## begin

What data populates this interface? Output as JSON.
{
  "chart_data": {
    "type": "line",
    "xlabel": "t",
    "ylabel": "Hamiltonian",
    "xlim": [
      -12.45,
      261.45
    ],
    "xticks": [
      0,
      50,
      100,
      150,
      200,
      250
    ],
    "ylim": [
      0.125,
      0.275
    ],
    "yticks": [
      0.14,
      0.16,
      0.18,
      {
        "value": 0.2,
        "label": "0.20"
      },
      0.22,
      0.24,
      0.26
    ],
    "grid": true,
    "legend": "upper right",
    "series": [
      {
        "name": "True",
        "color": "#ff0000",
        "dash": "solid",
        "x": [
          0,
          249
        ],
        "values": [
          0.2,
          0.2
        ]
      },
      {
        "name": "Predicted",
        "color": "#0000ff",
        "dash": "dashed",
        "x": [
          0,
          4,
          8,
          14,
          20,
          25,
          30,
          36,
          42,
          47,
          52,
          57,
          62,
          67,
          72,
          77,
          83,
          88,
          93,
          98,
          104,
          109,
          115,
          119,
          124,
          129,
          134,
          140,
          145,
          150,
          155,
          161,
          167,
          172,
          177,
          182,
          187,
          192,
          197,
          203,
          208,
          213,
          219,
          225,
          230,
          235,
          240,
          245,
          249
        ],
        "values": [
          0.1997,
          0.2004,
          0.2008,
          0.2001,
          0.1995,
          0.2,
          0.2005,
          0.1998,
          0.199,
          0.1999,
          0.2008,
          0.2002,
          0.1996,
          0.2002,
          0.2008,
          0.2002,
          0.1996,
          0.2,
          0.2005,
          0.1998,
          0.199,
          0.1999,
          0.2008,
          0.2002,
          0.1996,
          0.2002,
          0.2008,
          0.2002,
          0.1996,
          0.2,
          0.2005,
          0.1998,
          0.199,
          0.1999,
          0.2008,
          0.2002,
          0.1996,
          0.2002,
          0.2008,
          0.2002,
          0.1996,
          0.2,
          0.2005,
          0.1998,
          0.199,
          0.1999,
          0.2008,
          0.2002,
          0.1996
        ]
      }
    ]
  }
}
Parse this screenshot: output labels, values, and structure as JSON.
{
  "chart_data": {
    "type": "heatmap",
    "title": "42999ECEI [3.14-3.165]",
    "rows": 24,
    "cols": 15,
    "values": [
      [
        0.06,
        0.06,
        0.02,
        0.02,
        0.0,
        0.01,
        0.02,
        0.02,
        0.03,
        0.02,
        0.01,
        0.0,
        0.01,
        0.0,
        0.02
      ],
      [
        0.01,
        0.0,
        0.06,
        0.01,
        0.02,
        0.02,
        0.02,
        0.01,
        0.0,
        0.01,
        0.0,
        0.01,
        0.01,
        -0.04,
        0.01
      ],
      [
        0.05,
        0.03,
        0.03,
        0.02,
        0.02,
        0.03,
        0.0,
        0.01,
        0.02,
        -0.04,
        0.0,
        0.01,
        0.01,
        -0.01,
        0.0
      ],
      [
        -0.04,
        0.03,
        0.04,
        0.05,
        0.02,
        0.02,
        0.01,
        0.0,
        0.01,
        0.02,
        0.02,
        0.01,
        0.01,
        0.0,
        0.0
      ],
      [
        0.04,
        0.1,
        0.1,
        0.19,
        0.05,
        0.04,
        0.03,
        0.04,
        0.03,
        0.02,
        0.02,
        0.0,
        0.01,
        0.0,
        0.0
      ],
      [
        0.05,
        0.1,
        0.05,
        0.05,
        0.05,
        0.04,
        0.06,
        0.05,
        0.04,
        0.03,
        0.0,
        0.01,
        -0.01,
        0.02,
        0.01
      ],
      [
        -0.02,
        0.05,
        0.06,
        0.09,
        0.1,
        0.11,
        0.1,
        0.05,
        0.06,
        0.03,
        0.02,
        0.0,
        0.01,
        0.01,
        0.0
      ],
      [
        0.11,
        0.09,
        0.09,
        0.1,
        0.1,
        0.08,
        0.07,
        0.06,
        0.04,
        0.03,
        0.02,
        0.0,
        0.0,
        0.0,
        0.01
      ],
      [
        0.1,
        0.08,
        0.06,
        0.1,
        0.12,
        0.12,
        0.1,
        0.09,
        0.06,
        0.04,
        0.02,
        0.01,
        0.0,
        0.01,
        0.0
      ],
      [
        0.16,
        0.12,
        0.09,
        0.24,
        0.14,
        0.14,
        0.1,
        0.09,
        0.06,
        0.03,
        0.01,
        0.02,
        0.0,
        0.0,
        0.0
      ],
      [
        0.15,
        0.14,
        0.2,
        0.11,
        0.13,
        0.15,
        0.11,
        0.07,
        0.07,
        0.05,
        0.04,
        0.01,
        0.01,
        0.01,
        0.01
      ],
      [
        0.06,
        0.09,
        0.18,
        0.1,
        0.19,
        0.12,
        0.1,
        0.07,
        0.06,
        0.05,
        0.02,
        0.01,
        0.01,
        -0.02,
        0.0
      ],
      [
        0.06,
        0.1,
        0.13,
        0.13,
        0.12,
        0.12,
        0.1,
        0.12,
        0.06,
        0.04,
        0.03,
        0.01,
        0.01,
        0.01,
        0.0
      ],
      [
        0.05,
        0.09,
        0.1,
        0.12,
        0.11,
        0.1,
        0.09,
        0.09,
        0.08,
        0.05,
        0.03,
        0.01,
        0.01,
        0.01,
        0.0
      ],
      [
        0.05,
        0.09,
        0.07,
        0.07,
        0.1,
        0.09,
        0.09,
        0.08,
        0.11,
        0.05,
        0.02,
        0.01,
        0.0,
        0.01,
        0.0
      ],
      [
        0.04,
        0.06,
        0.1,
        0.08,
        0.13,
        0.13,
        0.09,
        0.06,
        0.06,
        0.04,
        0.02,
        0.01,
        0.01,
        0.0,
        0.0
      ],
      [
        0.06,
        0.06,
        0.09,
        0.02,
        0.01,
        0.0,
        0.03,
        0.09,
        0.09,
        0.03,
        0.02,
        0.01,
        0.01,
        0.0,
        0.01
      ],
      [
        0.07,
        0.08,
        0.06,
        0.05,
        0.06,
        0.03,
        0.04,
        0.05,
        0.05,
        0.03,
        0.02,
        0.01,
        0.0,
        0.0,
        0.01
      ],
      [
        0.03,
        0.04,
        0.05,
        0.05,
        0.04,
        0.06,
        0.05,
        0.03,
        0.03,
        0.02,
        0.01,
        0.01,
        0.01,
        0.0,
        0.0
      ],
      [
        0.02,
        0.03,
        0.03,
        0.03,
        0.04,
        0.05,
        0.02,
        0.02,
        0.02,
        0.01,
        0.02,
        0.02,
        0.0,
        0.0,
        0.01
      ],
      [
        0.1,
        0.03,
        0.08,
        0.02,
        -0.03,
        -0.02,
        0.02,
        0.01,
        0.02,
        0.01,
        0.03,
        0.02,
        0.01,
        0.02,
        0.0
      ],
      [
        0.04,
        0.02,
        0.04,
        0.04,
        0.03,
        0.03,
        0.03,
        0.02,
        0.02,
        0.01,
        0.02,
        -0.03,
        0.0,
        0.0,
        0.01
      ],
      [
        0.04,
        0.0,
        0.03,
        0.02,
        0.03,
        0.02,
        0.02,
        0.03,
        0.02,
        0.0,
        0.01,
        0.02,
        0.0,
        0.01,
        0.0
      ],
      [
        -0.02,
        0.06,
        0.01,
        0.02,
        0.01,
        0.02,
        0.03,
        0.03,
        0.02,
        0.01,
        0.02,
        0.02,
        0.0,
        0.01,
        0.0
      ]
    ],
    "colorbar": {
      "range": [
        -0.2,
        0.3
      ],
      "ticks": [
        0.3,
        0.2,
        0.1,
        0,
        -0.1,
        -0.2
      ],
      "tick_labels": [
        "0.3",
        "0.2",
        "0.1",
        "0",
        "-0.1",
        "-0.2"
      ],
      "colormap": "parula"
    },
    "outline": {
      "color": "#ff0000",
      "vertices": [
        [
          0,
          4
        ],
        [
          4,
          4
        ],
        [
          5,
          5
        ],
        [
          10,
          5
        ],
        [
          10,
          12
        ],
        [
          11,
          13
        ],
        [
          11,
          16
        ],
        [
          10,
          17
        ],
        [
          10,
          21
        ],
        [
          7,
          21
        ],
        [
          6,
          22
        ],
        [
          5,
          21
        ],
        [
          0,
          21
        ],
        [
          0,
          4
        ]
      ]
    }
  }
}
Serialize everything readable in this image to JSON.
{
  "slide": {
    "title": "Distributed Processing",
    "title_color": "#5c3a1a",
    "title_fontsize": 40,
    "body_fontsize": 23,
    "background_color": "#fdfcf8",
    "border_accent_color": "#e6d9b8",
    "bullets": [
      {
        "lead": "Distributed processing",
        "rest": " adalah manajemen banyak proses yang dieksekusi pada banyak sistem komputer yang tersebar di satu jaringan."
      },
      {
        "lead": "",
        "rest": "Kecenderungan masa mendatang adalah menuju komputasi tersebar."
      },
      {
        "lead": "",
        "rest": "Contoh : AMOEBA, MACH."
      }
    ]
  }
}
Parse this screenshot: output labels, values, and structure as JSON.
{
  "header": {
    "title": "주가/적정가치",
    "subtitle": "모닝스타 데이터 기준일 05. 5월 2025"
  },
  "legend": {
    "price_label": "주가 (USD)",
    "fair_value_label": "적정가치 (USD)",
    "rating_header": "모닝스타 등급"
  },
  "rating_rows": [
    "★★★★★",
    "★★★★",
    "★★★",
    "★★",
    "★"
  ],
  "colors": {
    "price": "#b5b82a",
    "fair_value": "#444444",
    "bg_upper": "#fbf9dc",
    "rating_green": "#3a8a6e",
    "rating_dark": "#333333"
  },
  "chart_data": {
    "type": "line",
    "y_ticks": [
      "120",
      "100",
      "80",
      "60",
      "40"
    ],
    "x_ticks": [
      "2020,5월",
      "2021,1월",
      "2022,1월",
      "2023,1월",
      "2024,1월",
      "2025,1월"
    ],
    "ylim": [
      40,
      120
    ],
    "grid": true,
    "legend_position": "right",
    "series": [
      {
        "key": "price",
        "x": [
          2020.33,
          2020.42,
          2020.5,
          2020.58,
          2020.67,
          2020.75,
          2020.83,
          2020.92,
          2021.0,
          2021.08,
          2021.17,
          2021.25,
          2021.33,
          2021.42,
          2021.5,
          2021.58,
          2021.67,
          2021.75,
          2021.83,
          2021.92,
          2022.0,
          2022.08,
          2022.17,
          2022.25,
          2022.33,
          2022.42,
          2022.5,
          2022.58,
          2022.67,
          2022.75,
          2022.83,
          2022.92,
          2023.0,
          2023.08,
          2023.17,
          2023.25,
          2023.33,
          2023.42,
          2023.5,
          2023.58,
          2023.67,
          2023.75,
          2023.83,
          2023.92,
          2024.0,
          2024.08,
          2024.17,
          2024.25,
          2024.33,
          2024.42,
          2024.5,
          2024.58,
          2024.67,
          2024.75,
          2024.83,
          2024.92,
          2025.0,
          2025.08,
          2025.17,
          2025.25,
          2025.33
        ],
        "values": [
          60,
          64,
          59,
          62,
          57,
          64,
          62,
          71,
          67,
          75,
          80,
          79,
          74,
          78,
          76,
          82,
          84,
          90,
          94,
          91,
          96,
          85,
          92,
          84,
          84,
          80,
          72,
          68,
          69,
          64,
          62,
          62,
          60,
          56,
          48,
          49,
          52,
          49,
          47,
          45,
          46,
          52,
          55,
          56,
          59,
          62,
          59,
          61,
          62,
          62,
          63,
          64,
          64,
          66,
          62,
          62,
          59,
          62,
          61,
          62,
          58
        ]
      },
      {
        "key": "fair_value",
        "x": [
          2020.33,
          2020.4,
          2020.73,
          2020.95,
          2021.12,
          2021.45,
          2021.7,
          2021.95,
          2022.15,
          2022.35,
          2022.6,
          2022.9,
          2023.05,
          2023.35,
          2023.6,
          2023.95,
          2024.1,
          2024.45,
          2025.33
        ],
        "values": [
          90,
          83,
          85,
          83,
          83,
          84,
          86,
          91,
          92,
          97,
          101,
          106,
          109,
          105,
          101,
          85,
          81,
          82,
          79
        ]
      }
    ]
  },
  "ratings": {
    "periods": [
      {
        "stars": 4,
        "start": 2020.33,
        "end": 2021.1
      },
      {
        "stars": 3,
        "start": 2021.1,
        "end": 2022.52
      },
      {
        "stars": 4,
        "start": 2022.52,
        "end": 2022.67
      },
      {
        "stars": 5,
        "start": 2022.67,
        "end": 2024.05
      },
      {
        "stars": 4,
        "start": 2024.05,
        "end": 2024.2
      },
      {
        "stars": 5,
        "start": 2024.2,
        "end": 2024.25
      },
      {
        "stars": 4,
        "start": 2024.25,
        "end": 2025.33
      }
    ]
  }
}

## end

### WHAT YOU NEED TO DO
Copy every line of the listing that includes the string "적정가치".

### RESULT OF THIS TASK
    "title": "주가/적정가치",
    "fair_value_label": "적정가치 (USD)",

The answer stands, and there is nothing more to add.